◆ The request
Can the data below be echoed back word for word?

◆ Dataset rows
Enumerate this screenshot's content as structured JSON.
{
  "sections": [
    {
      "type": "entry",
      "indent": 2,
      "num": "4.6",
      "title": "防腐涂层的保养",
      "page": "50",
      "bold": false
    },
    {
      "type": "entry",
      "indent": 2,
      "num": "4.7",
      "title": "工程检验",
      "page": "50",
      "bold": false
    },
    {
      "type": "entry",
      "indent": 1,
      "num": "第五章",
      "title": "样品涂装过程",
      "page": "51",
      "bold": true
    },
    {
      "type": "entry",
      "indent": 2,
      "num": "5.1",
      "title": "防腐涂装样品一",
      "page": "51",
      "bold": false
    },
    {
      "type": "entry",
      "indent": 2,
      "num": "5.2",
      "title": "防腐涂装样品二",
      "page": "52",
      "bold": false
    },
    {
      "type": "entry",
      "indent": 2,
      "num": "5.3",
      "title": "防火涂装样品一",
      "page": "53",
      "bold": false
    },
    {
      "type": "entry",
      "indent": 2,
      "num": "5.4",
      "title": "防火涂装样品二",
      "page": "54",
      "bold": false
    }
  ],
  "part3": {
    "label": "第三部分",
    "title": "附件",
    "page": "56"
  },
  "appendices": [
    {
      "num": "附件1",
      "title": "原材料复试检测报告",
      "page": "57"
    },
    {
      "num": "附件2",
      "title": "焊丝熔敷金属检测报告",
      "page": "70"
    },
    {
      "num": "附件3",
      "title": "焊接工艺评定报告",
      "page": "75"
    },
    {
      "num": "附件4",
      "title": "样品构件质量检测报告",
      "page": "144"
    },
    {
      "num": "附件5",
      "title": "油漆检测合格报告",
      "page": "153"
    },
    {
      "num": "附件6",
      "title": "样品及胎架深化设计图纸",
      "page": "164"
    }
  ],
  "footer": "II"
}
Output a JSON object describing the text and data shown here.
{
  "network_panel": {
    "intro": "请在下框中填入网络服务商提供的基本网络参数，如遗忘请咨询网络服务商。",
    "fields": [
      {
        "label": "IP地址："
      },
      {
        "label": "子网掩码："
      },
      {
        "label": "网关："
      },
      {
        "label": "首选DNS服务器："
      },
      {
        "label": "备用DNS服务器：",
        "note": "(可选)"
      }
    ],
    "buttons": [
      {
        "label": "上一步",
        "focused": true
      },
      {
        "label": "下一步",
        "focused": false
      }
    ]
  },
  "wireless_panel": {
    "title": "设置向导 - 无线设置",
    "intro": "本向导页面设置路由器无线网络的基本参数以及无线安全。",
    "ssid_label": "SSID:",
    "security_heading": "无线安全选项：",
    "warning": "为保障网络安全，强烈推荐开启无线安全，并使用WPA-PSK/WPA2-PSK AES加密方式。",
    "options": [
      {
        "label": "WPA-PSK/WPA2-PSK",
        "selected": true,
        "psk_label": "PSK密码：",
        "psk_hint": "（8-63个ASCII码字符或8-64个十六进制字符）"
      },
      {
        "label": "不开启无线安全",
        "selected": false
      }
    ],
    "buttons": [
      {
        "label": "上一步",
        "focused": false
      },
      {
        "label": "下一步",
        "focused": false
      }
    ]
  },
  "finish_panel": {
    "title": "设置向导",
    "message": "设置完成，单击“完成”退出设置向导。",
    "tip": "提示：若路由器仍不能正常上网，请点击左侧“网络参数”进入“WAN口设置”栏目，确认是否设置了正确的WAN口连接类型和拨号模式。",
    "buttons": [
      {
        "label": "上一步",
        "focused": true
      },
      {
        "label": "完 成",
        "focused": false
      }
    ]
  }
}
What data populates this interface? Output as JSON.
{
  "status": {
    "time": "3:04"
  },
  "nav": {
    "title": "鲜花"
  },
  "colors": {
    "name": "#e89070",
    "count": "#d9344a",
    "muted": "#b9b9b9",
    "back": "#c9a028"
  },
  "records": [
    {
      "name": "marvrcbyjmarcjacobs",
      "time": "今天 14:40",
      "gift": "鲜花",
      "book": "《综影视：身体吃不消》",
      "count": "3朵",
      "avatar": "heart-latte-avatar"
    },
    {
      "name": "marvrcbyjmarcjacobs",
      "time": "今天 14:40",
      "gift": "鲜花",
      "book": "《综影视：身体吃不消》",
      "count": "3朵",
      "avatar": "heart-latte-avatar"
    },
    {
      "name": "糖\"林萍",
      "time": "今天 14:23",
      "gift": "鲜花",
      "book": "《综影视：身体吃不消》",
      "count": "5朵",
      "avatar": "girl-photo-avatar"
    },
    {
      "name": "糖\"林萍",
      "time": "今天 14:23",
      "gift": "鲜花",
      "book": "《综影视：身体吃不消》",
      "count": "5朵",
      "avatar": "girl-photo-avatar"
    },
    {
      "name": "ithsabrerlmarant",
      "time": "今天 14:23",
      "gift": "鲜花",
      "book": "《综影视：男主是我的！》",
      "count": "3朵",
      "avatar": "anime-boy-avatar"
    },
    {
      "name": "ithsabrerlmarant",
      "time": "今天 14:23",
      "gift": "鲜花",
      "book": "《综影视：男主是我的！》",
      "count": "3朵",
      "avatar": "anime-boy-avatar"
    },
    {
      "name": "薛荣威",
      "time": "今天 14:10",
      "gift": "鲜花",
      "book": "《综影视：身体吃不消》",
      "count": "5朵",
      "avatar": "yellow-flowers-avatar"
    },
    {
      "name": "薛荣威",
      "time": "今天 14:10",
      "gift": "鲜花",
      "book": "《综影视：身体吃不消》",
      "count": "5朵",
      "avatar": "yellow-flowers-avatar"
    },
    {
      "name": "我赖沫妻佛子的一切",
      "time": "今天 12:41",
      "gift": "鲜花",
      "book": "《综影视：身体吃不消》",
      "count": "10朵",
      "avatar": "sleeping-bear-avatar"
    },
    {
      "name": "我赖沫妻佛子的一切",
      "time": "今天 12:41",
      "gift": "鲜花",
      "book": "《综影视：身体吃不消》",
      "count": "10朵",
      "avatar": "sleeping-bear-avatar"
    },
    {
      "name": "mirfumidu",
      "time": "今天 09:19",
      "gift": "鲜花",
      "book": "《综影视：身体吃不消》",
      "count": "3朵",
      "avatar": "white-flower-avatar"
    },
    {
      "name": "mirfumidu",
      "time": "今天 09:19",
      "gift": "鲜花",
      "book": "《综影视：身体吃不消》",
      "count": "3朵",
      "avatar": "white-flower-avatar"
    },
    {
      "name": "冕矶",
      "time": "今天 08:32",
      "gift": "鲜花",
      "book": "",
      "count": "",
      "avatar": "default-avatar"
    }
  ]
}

◆ Completed exercise
Enumerate this screenshot's content as structured JSON.
{
  "sections": [
    {
      "type": "entry",
      "indent": 2,
      "num": "4.6",
      "title": "防腐涂层的保养",
      "page": "50",
      "bold": false
    },
    {
      "type": "entry",
      "indent": 2,
      "num": "4.7",
      "title": "工程检验",
      "page": "50",
      "bold": false
    },
    {
      "type": "entry",
      "indent": 1,
      "num": "第五章",
      "title": "样品涂装过程",
      "page": "51",
      "bold": true
    },
    {
      "type": "entry",
      "indent": 2,
      "num": "5.1",
      "title": "防腐涂装样品一",
      "page": "51",
      "bold": false
    },
    {
      "type": "entry",
      "indent": 2,
      "num": "5.2",
      "title": "防腐涂装样品二",
      "page": "52",
      "bold": false
    },
    {
      "type": "entry",
      "indent": 2,
      "num": "5.3",
      "title": "防火涂装样品一",
      "page": "53",
      "bold": false
    },
    {
      "type": "entry",
      "indent": 2,
      "num": "5.4",
      "title": "防火涂装样品二",
      "page": "54",
      "bold": false
    }
  ],
  "part3": {
    "label": "第三部分",
    "title": "附件",
    "page": "56"
  },
  "appendices": [
    {
      "num": "附件1",
      "title": "原材料复试检测报告",
      "page": "57"
    },
    {
      "num": "附件2",
      "title": "焊丝熔敷金属检测报告",
      "page": "70"
    },
    {
      "num": "附件3",
      "title": "焊接工艺评定报告",
      "page": "75"
    },
    {
      "num": "附件4",
      "title": "样品构件质量检测报告",
      "page": "144"
    },
    {
      "num": "附件5",
      "title": "油漆检测合格报告",
      "page": "153"
    },
    {
      "num": "附件6",
      "title": "样品及胎架深化设计图纸",
      "page": "164"
    }
  ],
  "footer": "II"
}
Output a JSON object describing the text and data shown here.
{
  "network_panel": {
    "intro": "请在下框中填入网络服务商提供的基本网络参数，如遗忘请咨询网络服务商。",
    "fields": [
      {
        "label": "IP地址："
      },
      {
        "label": "子网掩码："
      },
      {
        "label": "网关："
      },
      {
        "label": "首选DNS服务器："
      },
      {
        "label": "备用DNS服务器：",
        "note": "(可选)"
      }
    ],
    "buttons": [
      {
        "label": "上一步",
        "focused": true
      },
      {
        "label": "下一步",
        "focused": false
      }
    ]
  },
  "wireless_panel": {
    "title": "设置向导 - 无线设置",
    "intro": "本向导页面设置路由器无线网络的基本参数以及无线安全。",
    "ssid_label": "SSID:",
    "security_heading": "无线安全选项：",
    "warning": "为保障网络安全，强烈推荐开启无线安全，并使用WPA-PSK/WPA2-PSK AES加密方式。",
    "options": [
      {
        "label": "WPA-PSK/WPA2-PSK",
        "selected": true,
        "psk_label": "PSK密码：",
        "psk_hint": "（8-63个ASCII码字符或8-64个十六进制字符）"
      },
      {
        "label": "不开启无线安全",
        "selected": false
      }
    ],
    "buttons": [
      {
        "label": "上一步",
        "focused": false
      },
      {
        "label": "下一步",
        "focused": false
      }
    ]
  },
  "finish_panel": {
    "title": "设置向导",
    "message": "设置完成，单击“完成”退出设置向导。",
    "tip": "提示：若路由器仍不能正常上网，请点击左侧“网络参数”进入“WAN口设置”栏目，确认是否设置了正确的WAN口连接类型和拨号模式。",
    "buttons": [
      {
        "label": "上一步",
        "focused": true
      },
      {
        "label": "完 成",
        "focused": false
      }
    ]
  }
}
What data populates this interface? Output as JSON.
{
  "status": {
    "time": "3:04"
  },
  "nav": {
    "title": "鲜花"
  },
  "colors": {
    "name": "#e89070",
    "count": "#d9344a",
    "muted": "#b9b9b9",
    "back": "#c9a028"
  },
  "records": [
    {
      "name": "marvrcbyjmarcjacobs",
      "time": "今天 14:40",
      "gift": "鲜花",
      "book": "《综影视：身体吃不消》",
      "count": "3朵",
      "avatar": "heart-latte-avatar"
    },
    {
      "name": "marvrcbyjmarcjacobs",
      "time": "今天 14:40",
      "gift": "鲜花",
      "book": "《综影视：身体吃不消》",
      "count": "3朵",
      "avatar": "heart-latte-avatar"
    },
    {
      "name": "糖\"林萍",
      "time": "今天 14:23",
      "gift": "鲜花",
      "book": "《综影视：身体吃不消》",
      "count": "5朵",
      "avatar": "girl-photo-avatar"
    },
    {
      "name": "糖\"林萍",
      "time": "今天 14:23",
      "gift": "鲜花",
      "book": "《综影视：身体吃不消》",
      "count": "5朵",
      "avatar": "girl-photo-avatar"
    },
    {
      "name": "ithsabrerlmarant",
      "time": "今天 14:23",
      "gift": "鲜花",
      "book": "《综影视：男主是我的！》",
      "count": "3朵",
      "avatar": "anime-boy-avatar"
    },
    {
      "name": "ithsabrerlmarant",
      "time": "今天 14:23",
      "gift": "鲜花",
      "book": "《综影视：男主是我的！》",
      "count": "3朵",
      "avatar": "anime-boy-avatar"
    },
    {
      "name": "薛荣威",
      "time": "今天 14:10",
      "gift": "鲜花",
      "book": "《综影视：身体吃不消》",
      "count": "5朵",
      "avatar": "yellow-flowers-avatar"
    },
    {
      "name": "薛荣威",
      "time": "今天 14:10",
      "gift": "鲜花",
      "book": "《综影视：身体吃不消》",
      "count": "5朵",
      "avatar": "yellow-flowers-avatar"
    },
    {
      "name": "我赖沫妻佛子的一切",
      "time": "今天 12:41",
      "gift": "鲜花",
      "book": "《综影视：身体吃不消》",
      "count": "10朵",
      "avatar": "sleeping-bear-avatar"
    },
    {
      "name": "我赖沫妻佛子的一切",
      "time": "今天 12:41",
      "gift": "鲜花",
      "book": "《综影视：身体吃不消》",
      "count": "10朵",
      "avatar": "sleeping-bear-avatar"
    },
    {
      "name": "mirfumidu",
      "time": "今天 09:19",
      "gift": "鲜花",
      "book": "《综影视：身体吃不消》",
      "count": "3朵",
      "avatar": "white-flower-avatar"
    },
    {
      "name": "mirfumidu",
      "time": "今天 09:19",
      "gift": "鲜花",
      "book": "《综影视：身体吃不消》",
      "count": "3朵",
      "avatar": "white-flower-avatar"
    },
    {
      "name": "冕矶",
      "time": "今天 08:32",
      "gift": "鲜花",
      "book": "",
      "count": "",
      "avatar": "default-avatar"
    }
  ]
}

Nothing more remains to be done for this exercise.